* _What needs to be done_: Single out the lines that include the word "JSON". Copy them.

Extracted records
start

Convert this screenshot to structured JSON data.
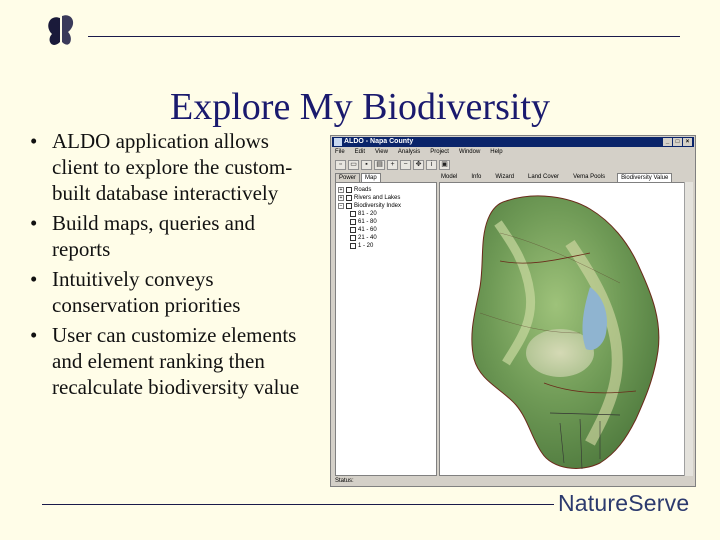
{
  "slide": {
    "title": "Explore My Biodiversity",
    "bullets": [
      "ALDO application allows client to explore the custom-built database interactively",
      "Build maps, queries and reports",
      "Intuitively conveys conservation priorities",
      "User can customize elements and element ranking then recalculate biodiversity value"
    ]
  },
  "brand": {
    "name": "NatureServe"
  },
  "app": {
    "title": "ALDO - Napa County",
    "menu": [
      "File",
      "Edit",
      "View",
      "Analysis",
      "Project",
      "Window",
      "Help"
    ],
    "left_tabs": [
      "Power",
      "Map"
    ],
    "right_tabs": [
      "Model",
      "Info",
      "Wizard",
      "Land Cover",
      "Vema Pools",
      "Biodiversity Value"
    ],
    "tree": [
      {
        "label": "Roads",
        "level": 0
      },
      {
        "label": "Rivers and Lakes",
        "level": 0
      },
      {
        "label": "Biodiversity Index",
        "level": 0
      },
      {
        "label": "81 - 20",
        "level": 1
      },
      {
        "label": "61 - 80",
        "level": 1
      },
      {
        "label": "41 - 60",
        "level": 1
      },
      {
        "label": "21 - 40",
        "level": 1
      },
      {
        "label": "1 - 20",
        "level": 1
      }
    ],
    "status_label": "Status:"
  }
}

end
start

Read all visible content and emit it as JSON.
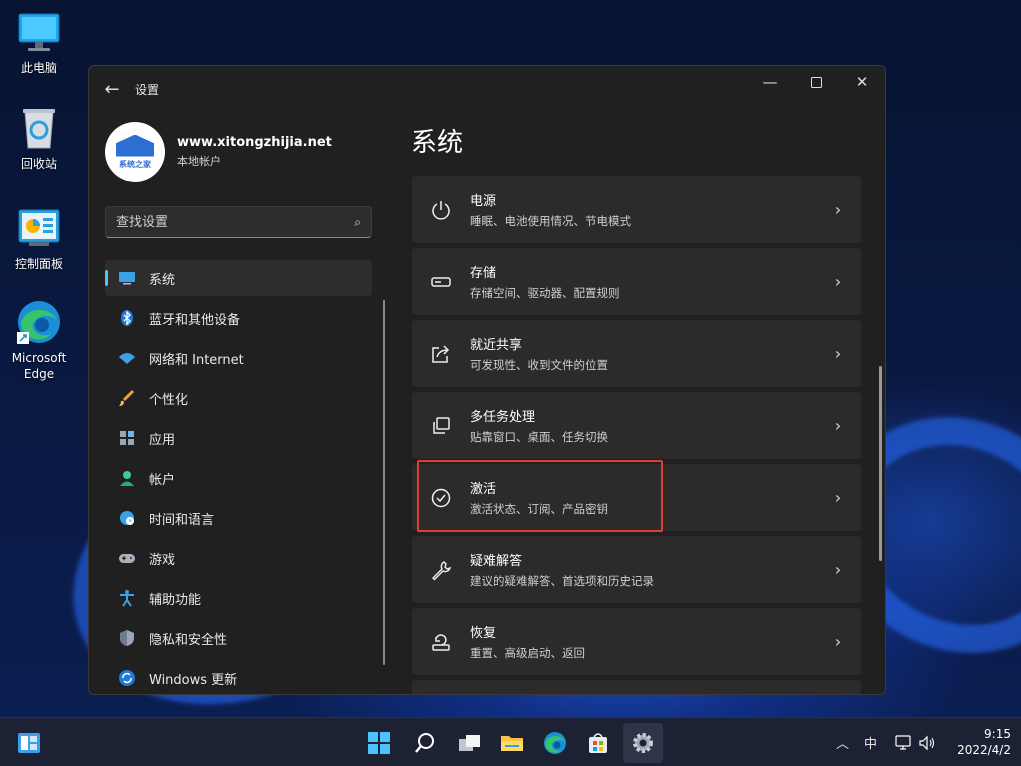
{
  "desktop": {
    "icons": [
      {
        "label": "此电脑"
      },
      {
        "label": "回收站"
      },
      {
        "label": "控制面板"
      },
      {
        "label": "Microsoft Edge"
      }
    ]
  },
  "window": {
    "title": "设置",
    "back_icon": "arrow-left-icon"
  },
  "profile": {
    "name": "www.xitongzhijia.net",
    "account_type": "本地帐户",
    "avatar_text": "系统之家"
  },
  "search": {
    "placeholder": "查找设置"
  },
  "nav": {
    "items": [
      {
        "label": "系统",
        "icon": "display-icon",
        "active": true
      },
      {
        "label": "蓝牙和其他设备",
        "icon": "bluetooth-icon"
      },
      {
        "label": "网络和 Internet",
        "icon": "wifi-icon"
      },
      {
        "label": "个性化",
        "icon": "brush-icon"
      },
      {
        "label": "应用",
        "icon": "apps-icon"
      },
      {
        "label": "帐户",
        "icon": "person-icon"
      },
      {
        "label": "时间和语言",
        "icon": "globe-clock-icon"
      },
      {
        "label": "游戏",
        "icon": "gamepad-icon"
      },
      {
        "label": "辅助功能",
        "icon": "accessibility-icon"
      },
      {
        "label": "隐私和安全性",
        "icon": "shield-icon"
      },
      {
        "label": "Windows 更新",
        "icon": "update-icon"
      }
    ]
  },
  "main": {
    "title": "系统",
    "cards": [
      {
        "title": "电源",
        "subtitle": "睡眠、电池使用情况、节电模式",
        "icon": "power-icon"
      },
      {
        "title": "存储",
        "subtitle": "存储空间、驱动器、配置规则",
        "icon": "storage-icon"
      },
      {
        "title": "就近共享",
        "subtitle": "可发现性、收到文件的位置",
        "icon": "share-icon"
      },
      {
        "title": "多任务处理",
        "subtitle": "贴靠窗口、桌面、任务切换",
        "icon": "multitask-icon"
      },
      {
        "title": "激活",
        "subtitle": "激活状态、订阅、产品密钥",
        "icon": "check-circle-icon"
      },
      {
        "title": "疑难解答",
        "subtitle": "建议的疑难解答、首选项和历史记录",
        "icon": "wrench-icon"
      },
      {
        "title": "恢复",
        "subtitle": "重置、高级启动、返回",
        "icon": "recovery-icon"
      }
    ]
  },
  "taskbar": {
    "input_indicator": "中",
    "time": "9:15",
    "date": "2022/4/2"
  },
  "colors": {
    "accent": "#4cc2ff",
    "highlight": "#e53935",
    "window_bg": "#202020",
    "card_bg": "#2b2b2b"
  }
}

end

* _Written solution_:
Convert this screenshot to structured JSON data.
Read all visible content and emit it as JSON.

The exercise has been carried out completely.